> **PROBLEM STATEMENT**:
Extract each line of the material below that contains the string "arrow".

[Records from a dataset]
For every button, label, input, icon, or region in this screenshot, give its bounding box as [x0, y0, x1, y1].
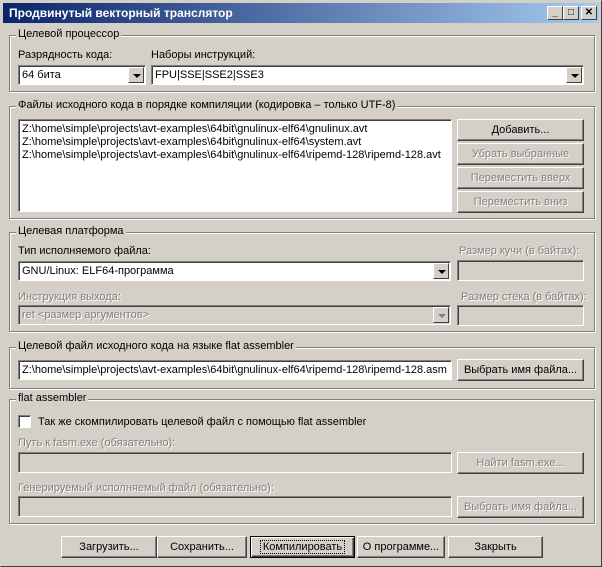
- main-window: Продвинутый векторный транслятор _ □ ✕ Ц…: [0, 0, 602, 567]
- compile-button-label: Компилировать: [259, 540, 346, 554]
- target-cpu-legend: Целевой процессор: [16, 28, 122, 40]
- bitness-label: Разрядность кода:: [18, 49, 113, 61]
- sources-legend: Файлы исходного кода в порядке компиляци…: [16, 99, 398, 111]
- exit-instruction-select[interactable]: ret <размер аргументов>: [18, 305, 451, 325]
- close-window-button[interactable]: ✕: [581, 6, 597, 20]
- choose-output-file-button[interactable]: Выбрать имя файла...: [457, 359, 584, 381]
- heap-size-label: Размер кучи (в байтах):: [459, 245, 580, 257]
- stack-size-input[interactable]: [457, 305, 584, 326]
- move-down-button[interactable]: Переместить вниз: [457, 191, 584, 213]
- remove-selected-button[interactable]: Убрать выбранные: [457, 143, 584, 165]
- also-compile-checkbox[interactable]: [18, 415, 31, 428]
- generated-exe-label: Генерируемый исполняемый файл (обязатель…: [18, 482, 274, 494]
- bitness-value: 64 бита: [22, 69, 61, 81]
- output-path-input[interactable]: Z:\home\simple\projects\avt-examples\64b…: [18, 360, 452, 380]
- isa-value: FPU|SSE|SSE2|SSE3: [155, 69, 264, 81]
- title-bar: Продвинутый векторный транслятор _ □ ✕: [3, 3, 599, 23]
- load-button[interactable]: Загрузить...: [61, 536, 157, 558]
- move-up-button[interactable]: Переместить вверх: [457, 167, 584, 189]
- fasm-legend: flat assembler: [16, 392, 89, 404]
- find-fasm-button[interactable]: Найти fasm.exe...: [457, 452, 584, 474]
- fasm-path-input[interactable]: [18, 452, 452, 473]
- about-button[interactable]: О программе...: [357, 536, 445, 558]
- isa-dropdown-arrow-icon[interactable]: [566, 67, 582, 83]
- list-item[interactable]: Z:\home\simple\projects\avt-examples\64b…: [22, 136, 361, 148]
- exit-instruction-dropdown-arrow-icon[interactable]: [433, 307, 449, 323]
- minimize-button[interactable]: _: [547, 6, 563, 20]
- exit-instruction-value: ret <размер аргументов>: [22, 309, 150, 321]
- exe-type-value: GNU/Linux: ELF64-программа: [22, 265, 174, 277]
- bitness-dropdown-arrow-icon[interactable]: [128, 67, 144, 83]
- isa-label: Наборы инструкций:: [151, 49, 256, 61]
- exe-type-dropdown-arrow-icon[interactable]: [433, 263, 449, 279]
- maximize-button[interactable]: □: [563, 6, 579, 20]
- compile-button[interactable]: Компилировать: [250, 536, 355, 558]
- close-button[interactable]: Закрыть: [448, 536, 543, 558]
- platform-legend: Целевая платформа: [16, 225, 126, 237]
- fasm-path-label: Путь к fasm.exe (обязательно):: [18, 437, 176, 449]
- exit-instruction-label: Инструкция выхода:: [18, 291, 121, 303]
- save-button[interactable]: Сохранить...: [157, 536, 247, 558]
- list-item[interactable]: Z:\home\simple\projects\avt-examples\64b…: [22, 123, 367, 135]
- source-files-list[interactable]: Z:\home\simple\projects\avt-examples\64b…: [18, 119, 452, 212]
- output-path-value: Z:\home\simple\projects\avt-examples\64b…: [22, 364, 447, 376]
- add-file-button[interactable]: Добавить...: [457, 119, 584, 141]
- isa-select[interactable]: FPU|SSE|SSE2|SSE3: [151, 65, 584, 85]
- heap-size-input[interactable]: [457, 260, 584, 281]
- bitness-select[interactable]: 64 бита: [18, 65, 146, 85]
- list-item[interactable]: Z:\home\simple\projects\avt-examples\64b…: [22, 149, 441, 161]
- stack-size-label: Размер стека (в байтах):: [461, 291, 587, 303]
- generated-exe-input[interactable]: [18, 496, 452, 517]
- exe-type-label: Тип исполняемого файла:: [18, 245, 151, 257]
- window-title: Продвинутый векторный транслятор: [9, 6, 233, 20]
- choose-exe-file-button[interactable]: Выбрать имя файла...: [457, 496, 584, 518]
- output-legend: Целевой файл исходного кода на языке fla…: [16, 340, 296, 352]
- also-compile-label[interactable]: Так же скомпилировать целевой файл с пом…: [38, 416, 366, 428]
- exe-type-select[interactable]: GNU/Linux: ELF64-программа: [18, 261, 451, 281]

> **REPLY TO THE TASK**:
- isa-dropdown-arrow-icon[interactable]: [566, 67, 582, 83]
- exit-instruction-dropdown-arrow-icon[interactable]: [433, 307, 449, 323]
- bitness-dropdown-arrow-icon[interactable]: [128, 67, 144, 83]
- exe-type-dropdown-arrow-icon[interactable]: [433, 263, 449, 279]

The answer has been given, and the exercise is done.